══ RECORDS FOR THIS TASK ══

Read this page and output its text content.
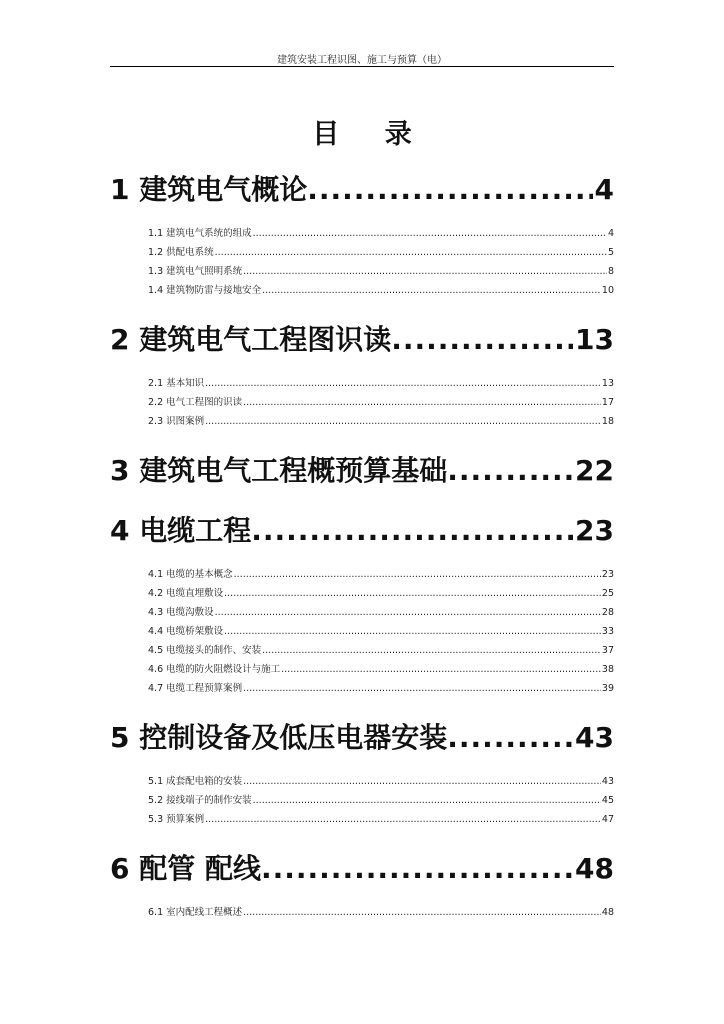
建筑安装工程识图、施工与预算（电）
目 录
1 建筑电气概论 .....	4
1.1 建筑电气系统的组成 .....	4
1.2 供配电系统 .....	5
1.3 建筑电气照明系统 .....	8
1.4 建筑物防雷与接地安全 .....	10
2 建筑电气工程图识读 .....	13
2.1 基本知识 .....	13
2.2 电气工程图的识读 .....	17
2.3 识图案例 .....	18
3 建筑电气工程概预算基础 .....	22
4 电缆工程 .....	23
4.1 电缆的基本概念 .....	23
4.2 电缆直埋敷设 .....	25
4.3 电缆沟敷设 .....	28
4.4 电缆桥架敷设 .....	33
4.5 电缆接头的制作、安装 .....	37
4.6 电缆的防火阻燃设计与施工 .....	38
4.7 电缆工程预算案例 .....	39
5 控制设备及低压电器安装 .....	43
5.1 成套配电箱的安装 .....	43
5.2 接线端子的制作安装 .....	45
5.3 预算案例 .....	47
6 配管 配线 .....	48
6.1 室内配线工程概述 .....	48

═══

• [REQUIREMENT]:
Repeat the records word for word. Any picture in them should be left out.

• [ANSWER FOR THIS EXERCISE]:
Read this page and output its text content.
建筑安装工程识图、施工与预算（电）
目 录
1 建筑电气概论 .....	4
1.1 建筑电气系统的组成 .....	4
1.2 供配电系统 .....	5
1.3 建筑电气照明系统 .....	8
1.4 建筑物防雷与接地安全 .....	10
2 建筑电气工程图识读 .....	13
2.1 基本知识 .....	13
2.2 电气工程图的识读 .....	17
2.3 识图案例 .....	18
3 建筑电气工程概预算基础 .....	22
4 电缆工程 .....	23
4.1 电缆的基本概念 .....	23
4.2 电缆直埋敷设 .....	25
4.3 电缆沟敷设 .....	28
4.4 电缆桥架敷设 .....	33
4.5 电缆接头的制作、安装 .....	37
4.6 电缆的防火阻燃设计与施工 .....	38
4.7 电缆工程预算案例 .....	39
5 控制设备及低压电器安装 .....	43
5.1 成套配电箱的安装 .....	43
5.2 接线端子的制作安装 .....	45
5.3 预算案例 .....	47
6 配管 配线 .....	48
6.1 室内配线工程概述 .....	48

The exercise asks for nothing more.